== Soal ==
Salin lagi bagian teks tentang Ruwak Magharibah, mulai dari "Ruwak Magharibah adalah" terus sampai "jadi urung mengajar.", lalu tukar "sayap kanan" dengan "sayap kiri".

== Kutipan Teks ==
Ruwak Magharibah adalah sayap kanan paling depan yang menghubungkan dengan dzullah Fatimiyah. Ruwak ini biasanya digunakan oleh Prof. Dr. Hasan Syafi’I mengajar al-Lumma’, Syamail Muhamadiyah, al-Mawaqîf, dan kitab-kitab lain yang pernah diajarkannya. Ulama lain yang pernah menggunakannya adalah Dr. Yusri, Dr. Abdul Aziz Saiful Nashor, Dr. Hasan Usman, Dr. ‘Athiyyah Abdul Maujud, Dr. Hisyam Kamil, Syekh Hajin dan masyayikh yang lain. Pernah juga akan digunakan oleh Dr. abdul Fadhil al-Qushi. Akan tetapi, karena tidak ada yang mengikuti pengajiannya, beliau jadi urung mengajar.

== Bagian Data ==
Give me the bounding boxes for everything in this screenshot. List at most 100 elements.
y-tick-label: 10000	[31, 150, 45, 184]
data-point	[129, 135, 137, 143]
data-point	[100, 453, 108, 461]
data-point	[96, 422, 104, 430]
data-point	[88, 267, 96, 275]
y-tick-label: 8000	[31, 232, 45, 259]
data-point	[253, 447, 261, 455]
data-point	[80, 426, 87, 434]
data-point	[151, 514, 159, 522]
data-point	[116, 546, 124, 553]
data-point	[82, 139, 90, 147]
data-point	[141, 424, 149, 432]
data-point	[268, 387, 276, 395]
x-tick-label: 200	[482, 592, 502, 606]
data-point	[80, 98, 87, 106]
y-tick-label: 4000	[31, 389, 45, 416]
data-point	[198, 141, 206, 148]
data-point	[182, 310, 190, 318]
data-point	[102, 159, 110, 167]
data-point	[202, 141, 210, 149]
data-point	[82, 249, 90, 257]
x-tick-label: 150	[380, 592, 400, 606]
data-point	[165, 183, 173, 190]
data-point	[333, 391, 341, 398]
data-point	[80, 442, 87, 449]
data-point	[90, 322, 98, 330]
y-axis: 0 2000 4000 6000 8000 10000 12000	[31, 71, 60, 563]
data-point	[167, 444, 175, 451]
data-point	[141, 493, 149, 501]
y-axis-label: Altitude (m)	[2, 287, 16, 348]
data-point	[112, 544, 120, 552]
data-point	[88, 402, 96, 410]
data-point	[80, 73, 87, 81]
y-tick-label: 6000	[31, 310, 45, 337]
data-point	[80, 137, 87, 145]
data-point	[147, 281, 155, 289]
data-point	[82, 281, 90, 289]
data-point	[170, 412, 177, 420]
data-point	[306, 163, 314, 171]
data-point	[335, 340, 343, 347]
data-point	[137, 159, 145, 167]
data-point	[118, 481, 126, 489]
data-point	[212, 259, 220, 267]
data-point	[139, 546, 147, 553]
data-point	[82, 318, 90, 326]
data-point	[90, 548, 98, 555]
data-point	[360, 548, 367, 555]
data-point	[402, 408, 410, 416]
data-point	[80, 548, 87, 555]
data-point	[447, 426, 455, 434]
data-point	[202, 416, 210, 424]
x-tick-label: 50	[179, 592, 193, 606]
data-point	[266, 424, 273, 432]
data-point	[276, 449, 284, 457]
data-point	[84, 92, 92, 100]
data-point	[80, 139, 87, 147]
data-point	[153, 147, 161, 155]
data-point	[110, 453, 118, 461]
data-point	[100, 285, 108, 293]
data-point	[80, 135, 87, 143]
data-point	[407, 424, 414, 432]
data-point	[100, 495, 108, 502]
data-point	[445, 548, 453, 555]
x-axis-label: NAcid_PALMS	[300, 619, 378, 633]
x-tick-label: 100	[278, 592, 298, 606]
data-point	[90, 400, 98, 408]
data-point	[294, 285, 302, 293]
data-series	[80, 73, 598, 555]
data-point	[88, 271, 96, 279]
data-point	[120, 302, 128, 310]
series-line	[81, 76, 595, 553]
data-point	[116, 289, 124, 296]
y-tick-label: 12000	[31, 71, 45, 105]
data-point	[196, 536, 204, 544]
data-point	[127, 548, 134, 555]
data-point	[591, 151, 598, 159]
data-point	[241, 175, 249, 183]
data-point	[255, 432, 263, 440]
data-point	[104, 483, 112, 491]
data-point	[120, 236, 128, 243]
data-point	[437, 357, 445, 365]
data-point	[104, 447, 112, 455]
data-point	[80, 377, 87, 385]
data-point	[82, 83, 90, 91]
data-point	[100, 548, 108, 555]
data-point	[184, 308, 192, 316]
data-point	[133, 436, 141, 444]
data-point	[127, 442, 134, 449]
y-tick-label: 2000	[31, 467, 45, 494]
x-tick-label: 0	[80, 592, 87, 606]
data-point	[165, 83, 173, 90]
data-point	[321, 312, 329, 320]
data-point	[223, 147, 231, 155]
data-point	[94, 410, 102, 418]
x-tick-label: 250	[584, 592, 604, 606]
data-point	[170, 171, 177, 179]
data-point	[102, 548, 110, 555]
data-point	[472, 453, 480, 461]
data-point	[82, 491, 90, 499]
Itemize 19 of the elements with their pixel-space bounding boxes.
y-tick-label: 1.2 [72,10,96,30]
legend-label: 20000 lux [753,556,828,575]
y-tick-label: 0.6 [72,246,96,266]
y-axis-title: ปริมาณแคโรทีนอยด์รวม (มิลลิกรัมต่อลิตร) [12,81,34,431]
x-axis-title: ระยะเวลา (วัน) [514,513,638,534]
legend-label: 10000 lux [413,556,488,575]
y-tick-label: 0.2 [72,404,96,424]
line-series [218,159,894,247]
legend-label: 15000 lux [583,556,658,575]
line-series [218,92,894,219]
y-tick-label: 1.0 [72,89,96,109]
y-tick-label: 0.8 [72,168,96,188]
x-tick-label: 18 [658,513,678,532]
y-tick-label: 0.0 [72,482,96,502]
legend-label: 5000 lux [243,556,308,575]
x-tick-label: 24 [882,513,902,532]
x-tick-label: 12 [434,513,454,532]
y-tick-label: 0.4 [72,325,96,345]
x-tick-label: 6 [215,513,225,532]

== Jawaban ==
Ruwak Magharibah adalah sayap kiri paling depan yang menghubungkan dengan dzullah Fatimiyah. Ruwak ini biasanya digunakan oleh Prof. Dr. Hasan Syafi’I mengajar al-Lumma’, Syamail Muhamadiyah, al-Mawaqîf, dan kitab-kitab lain yang pernah diajarkannya. Ulama lain yang pernah menggunakannya adalah Dr. Yusri, Dr. Abdul Aziz Saiful Nashor, Dr. Hasan Usman, Dr. ‘Athiyyah Abdul Maujud, Dr. Hisyam Kamil, Syekh Hajin dan masyayikh yang lain. Pernah juga akan digunakan oleh Dr. abdul Fadhil al-Qushi. Akan tetapi, karena tidak ada yang mengikuti pengajiannya, beliau jadi urung mengajar.